-- start of Dataset excerpts --

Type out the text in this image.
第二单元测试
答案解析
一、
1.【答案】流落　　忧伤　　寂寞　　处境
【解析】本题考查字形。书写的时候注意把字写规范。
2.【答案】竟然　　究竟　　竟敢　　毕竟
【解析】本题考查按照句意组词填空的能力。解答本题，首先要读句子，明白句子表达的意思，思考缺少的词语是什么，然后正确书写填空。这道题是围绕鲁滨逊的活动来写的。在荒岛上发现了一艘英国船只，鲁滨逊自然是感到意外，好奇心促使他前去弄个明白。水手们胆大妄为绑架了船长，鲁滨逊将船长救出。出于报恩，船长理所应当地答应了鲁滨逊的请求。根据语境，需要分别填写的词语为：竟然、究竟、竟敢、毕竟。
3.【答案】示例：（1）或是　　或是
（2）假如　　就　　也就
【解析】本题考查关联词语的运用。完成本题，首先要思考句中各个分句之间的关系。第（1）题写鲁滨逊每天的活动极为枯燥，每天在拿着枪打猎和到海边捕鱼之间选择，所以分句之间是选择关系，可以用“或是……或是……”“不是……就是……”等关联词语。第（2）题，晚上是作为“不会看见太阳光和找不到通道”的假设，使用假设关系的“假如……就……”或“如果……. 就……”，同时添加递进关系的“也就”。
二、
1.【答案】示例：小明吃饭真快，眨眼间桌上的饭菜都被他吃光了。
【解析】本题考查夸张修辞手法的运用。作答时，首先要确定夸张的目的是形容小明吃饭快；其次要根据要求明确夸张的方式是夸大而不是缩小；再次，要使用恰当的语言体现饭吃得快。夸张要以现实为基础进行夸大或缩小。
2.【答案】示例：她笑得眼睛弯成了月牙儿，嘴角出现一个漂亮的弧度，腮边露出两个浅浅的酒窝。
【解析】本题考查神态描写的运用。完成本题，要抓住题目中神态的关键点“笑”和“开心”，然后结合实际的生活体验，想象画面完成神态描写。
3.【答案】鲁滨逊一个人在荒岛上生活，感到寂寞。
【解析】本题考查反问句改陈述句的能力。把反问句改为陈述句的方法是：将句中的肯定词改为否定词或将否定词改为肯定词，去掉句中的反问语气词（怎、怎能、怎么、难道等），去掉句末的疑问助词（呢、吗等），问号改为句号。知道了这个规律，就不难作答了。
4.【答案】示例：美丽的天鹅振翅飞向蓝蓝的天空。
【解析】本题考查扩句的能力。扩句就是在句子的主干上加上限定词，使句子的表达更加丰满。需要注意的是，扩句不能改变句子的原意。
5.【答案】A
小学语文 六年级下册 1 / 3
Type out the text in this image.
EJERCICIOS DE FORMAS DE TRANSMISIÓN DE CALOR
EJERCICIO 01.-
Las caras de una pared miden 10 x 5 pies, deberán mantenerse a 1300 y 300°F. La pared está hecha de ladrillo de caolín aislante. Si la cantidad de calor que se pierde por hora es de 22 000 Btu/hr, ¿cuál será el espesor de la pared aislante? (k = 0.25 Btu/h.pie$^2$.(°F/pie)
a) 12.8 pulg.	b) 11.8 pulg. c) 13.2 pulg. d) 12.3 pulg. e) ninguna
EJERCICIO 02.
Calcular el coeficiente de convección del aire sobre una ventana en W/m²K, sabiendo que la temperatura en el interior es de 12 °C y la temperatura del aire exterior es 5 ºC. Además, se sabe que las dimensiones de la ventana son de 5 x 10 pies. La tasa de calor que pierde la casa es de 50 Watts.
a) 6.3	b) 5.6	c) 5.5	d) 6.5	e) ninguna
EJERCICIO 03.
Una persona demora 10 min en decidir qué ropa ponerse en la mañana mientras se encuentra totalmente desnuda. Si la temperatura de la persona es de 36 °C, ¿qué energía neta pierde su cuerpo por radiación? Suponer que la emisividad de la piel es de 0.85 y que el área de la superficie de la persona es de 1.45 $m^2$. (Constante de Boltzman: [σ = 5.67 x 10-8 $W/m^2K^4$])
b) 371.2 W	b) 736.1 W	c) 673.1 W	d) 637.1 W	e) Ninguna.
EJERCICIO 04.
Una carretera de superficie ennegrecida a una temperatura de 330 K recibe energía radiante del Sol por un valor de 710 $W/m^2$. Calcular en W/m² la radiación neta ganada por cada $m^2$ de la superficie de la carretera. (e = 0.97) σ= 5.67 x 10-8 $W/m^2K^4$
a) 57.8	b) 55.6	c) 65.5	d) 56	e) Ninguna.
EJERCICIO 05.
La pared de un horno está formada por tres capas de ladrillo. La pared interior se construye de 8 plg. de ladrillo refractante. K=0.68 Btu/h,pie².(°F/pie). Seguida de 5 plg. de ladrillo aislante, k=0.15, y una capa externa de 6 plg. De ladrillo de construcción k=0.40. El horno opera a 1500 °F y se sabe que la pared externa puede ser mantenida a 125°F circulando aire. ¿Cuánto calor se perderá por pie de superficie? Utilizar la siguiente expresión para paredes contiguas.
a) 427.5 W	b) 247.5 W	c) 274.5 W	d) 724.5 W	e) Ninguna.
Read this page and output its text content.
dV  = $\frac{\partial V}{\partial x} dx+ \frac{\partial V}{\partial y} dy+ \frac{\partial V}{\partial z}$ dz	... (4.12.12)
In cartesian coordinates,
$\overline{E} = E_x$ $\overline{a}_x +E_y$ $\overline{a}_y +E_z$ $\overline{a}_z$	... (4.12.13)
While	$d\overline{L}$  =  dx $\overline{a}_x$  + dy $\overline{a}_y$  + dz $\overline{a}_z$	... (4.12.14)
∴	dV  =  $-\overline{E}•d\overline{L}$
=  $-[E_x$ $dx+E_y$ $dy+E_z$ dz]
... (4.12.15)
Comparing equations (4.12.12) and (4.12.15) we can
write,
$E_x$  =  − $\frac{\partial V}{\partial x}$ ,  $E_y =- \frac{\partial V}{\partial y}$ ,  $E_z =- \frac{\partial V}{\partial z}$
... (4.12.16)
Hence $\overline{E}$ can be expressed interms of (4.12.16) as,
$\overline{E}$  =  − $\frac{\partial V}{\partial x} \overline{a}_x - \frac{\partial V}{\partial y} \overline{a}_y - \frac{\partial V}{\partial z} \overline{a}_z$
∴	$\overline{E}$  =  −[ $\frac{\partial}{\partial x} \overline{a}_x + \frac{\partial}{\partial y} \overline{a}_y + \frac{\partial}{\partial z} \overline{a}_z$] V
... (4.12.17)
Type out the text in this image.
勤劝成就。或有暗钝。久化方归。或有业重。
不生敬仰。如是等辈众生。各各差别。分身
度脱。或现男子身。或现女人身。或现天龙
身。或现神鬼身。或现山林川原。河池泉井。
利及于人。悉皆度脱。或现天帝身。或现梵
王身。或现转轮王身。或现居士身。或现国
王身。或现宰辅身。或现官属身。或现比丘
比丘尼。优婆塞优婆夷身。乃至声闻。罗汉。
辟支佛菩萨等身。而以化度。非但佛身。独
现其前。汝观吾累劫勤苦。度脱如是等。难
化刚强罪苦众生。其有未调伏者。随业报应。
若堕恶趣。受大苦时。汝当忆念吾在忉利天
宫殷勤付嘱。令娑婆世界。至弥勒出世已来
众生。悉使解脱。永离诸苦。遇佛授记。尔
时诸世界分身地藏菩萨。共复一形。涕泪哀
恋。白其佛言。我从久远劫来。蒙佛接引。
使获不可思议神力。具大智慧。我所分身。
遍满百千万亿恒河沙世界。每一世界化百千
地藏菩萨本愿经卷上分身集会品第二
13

-- end of Dataset excerpts --

[Description of the task]:
Quote the whole listing above, leaving nothing out.

[Worked answer]:
Type out the text in this image.
第二单元测试
答案解析
一、
1.【答案】流落　　忧伤　　寂寞　　处境
【解析】本题考查字形。书写的时候注意把字写规范。
2.【答案】竟然　　究竟　　竟敢　　毕竟
【解析】本题考查按照句意组词填空的能力。解答本题，首先要读句子，明白句子表达的意思，思考缺少的词语是什么，然后正确书写填空。这道题是围绕鲁滨逊的活动来写的。在荒岛上发现了一艘英国船只，鲁滨逊自然是感到意外，好奇心促使他前去弄个明白。水手们胆大妄为绑架了船长，鲁滨逊将船长救出。出于报恩，船长理所应当地答应了鲁滨逊的请求。根据语境，需要分别填写的词语为：竟然、究竟、竟敢、毕竟。
3.【答案】示例：（1）或是　　或是
（2）假如　　就　　也就
【解析】本题考查关联词语的运用。完成本题，首先要思考句中各个分句之间的关系。第（1）题写鲁滨逊每天的活动极为枯燥，每天在拿着枪打猎和到海边捕鱼之间选择，所以分句之间是选择关系，可以用“或是……或是……”“不是……就是……”等关联词语。第（2）题，晚上是作为“不会看见太阳光和找不到通道”的假设，使用假设关系的“假如……就……”或“如果……. 就……”，同时添加递进关系的“也就”。
二、
1.【答案】示例：小明吃饭真快，眨眼间桌上的饭菜都被他吃光了。
【解析】本题考查夸张修辞手法的运用。作答时，首先要确定夸张的目的是形容小明吃饭快；其次要根据要求明确夸张的方式是夸大而不是缩小；再次，要使用恰当的语言体现饭吃得快。夸张要以现实为基础进行夸大或缩小。
2.【答案】示例：她笑得眼睛弯成了月牙儿，嘴角出现一个漂亮的弧度，腮边露出两个浅浅的酒窝。
【解析】本题考查神态描写的运用。完成本题，要抓住题目中神态的关键点“笑”和“开心”，然后结合实际的生活体验，想象画面完成神态描写。
3.【答案】鲁滨逊一个人在荒岛上生活，感到寂寞。
【解析】本题考查反问句改陈述句的能力。把反问句改为陈述句的方法是：将句中的肯定词改为否定词或将否定词改为肯定词，去掉句中的反问语气词（怎、怎能、怎么、难道等），去掉句末的疑问助词（呢、吗等），问号改为句号。知道了这个规律，就不难作答了。
4.【答案】示例：美丽的天鹅振翅飞向蓝蓝的天空。
【解析】本题考查扩句的能力。扩句就是在句子的主干上加上限定词，使句子的表达更加丰满。需要注意的是，扩句不能改变句子的原意。
5.【答案】A
小学语文 六年级下册 1 / 3
Type out the text in this image.
EJERCICIOS DE FORMAS DE TRANSMISIÓN DE CALOR
EJERCICIO 01.-
Las caras de una pared miden 10 x 5 pies, deberán mantenerse a 1300 y 300°F. La pared está hecha de ladrillo de caolín aislante. Si la cantidad de calor que se pierde por hora es de 22 000 Btu/hr, ¿cuál será el espesor de la pared aislante? (k = 0.25 Btu/h.pie$^2$.(°F/pie)
a) 12.8 pulg.	b) 11.8 pulg. c) 13.2 pulg. d) 12.3 pulg. e) ninguna
EJERCICIO 02.
Calcular el coeficiente de convección del aire sobre una ventana en W/m²K, sabiendo que la temperatura en el interior es de 12 °C y la temperatura del aire exterior es 5 ºC. Además, se sabe que las dimensiones de la ventana son de 5 x 10 pies. La tasa de calor que pierde la casa es de 50 Watts.
a) 6.3	b) 5.6	c) 5.5	d) 6.5	e) ninguna
EJERCICIO 03.
Una persona demora 10 min en decidir qué ropa ponerse en la mañana mientras se encuentra totalmente desnuda. Si la temperatura de la persona es de 36 °C, ¿qué energía neta pierde su cuerpo por radiación? Suponer que la emisividad de la piel es de 0.85 y que el área de la superficie de la persona es de 1.45 $m^2$. (Constante de Boltzman: [σ = 5.67 x 10-8 $W/m^2K^4$])
b) 371.2 W	b) 736.1 W	c) 673.1 W	d) 637.1 W	e) Ninguna.
EJERCICIO 04.
Una carretera de superficie ennegrecida a una temperatura de 330 K recibe energía radiante del Sol por un valor de 710 $W/m^2$. Calcular en W/m² la radiación neta ganada por cada $m^2$ de la superficie de la carretera. (e = 0.97) σ= 5.67 x 10-8 $W/m^2K^4$
a) 57.8	b) 55.6	c) 65.5	d) 56	e) Ninguna.
EJERCICIO 05.
La pared de un horno está formada por tres capas de ladrillo. La pared interior se construye de 8 plg. de ladrillo refractante. K=0.68 Btu/h,pie².(°F/pie). Seguida de 5 plg. de ladrillo aislante, k=0.15, y una capa externa de 6 plg. De ladrillo de construcción k=0.40. El horno opera a 1500 °F y se sabe que la pared externa puede ser mantenida a 125°F circulando aire. ¿Cuánto calor se perderá por pie de superficie? Utilizar la siguiente expresión para paredes contiguas.
a) 427.5 W	b) 247.5 W	c) 274.5 W	d) 724.5 W	e) Ninguna.
Read this page and output its text content.
dV  = $\frac{\partial V}{\partial x} dx+ \frac{\partial V}{\partial y} dy+ \frac{\partial V}{\partial z}$ dz	... (4.12.12)
In cartesian coordinates,
$\overline{E} = E_x$ $\overline{a}_x +E_y$ $\overline{a}_y +E_z$ $\overline{a}_z$	... (4.12.13)
While	$d\overline{L}$  =  dx $\overline{a}_x$  + dy $\overline{a}_y$  + dz $\overline{a}_z$	... (4.12.14)
∴	dV  =  $-\overline{E}•d\overline{L}$
=  $-[E_x$ $dx+E_y$ $dy+E_z$ dz]
... (4.12.15)
Comparing equations (4.12.12) and (4.12.15) we can
write,
$E_x$  =  − $\frac{\partial V}{\partial x}$ ,  $E_y =- \frac{\partial V}{\partial y}$ ,  $E_z =- \frac{\partial V}{\partial z}$
... (4.12.16)
Hence $\overline{E}$ can be expressed interms of (4.12.16) as,
$\overline{E}$  =  − $\frac{\partial V}{\partial x} \overline{a}_x - \frac{\partial V}{\partial y} \overline{a}_y - \frac{\partial V}{\partial z} \overline{a}_z$
∴	$\overline{E}$  =  −[ $\frac{\partial}{\partial x} \overline{a}_x + \frac{\partial}{\partial y} \overline{a}_y + \frac{\partial}{\partial z} \overline{a}_z$] V
... (4.12.17)
Type out the text in this image.
勤劝成就。或有暗钝。久化方归。或有业重。
不生敬仰。如是等辈众生。各各差别。分身
度脱。或现男子身。或现女人身。或现天龙
身。或现神鬼身。或现山林川原。河池泉井。
利及于人。悉皆度脱。或现天帝身。或现梵
王身。或现转轮王身。或现居士身。或现国
王身。或现宰辅身。或现官属身。或现比丘
比丘尼。优婆塞优婆夷身。乃至声闻。罗汉。
辟支佛菩萨等身。而以化度。非但佛身。独
现其前。汝观吾累劫勤苦。度脱如是等。难
化刚强罪苦众生。其有未调伏者。随业报应。
若堕恶趣。受大苦时。汝当忆念吾在忉利天
宫殷勤付嘱。令娑婆世界。至弥勒出世已来
众生。悉使解脱。永离诸苦。遇佛授记。尔
时诸世界分身地藏菩萨。共复一形。涕泪哀
恋。白其佛言。我从久远劫来。蒙佛接引。
使获不可思议神力。具大智慧。我所分身。
遍满百千万亿恒河沙世界。每一世界化百千
地藏菩萨本愿经卷上分身集会品第二
13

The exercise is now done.